Information shown:
>>>>>

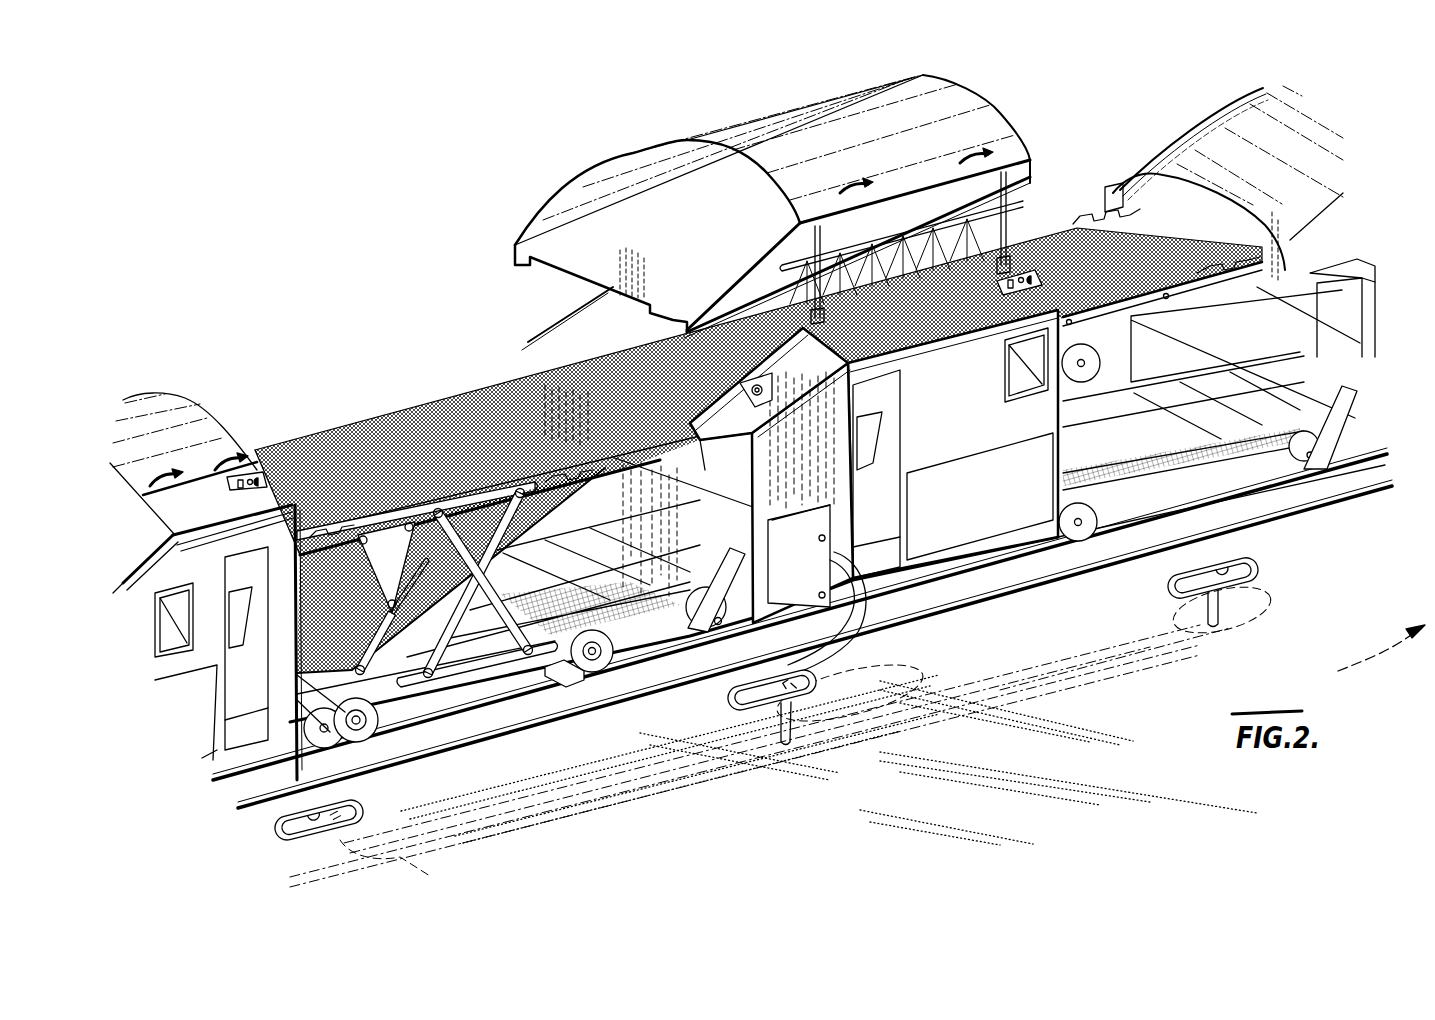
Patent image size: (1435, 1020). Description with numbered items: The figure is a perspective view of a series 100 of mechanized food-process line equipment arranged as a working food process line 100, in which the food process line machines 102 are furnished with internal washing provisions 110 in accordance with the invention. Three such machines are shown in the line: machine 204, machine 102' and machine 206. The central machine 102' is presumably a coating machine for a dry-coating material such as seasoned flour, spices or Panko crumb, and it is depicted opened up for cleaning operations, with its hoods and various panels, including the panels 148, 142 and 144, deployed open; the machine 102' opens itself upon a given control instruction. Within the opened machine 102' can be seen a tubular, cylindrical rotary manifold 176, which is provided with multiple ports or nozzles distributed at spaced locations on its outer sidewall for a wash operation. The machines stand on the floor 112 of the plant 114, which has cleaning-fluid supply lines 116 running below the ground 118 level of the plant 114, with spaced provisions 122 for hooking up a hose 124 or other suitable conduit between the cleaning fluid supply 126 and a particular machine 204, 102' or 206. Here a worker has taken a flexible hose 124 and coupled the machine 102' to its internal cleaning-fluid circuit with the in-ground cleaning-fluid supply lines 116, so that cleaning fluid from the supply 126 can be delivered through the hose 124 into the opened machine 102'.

The food process line 100 is at (767, 461).
The plant 114 is at (767, 461).
The food process line machines 102 is at (758, 318).
The internal washing provisions 110 is at (1056, 210).
The coating machine 102' is at (772, 204).
The roof covering 148 is at (772, 204).
The roof panel 142 is at (772, 204).
The roof panel 144 is at (907, 233).
The tubular rotary manifold 176 is at (930, 227).
The food process line machine 204 is at (1233, 103).
The food process line machine 206 is at (177, 410).
The hose 124 is at (868, 628).
The spaced provisions 122 is at (875, 693).
The floor 112 is at (620, 773).
The cleaning-fluid supply lines 116 is at (1102, 675).
The ground 118 is at (610, 864).
The cleaning fluid supply 126 is at (1338, 671).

<<<<<

Task prompt: Could you rewrite everything from the start of the data down to the line containing "The plant 114 is at (767, 461).", swapping "mechanized" for "automated" and keeping all else the same, with the pictures left out?

The result:
Patent image size: (1435, 1020). Description with numbered items: The figure is a perspective view of a series 100 of automated food-process line equipment arranged as a working food process line 100, in which the food process line machines 102 are furnished with internal washing provisions 110 in accordance with the invention. Three such machines are shown in the line: machine 204, machine 102' and machine 206. The central machine 102' is presumably a coating machine for a dry-coating material such as seasoned flour, spices or Panko crumb, and it is depicted opened up for cleaning operations, with its hoods and various panels, including the panels 148, 142 and 144, deployed open; the machine 102' opens itself upon a given control instruction. Within the opened machine 102' can be seen a tubular, cylindrical rotary manifold 176, which is provided with multiple ports or nozzles distributed at spaced locations on its outer sidewall for a wash operation. The machines stand on the floor 112 of the plant 114, which has cleaning-fluid supply lines 116 running below the ground 118 level of the plant 114, with spaced provisions 122 for hooking up a hose 124 or other suitable conduit between the cleaning fluid supply 126 and a particular machine 204, 102' or 206. Here a worker has taken a flexible hose 124 and coupled the machine 102' to its internal cleaning-fluid circuit with the in-ground cleaning-fluid supply lines 116, so that cleaning fluid from the supply 126 can be delivered through the hose 124 into the opened machine 102'.

The food process line 100 is at (767, 461).
The plant 114 is at (767, 461).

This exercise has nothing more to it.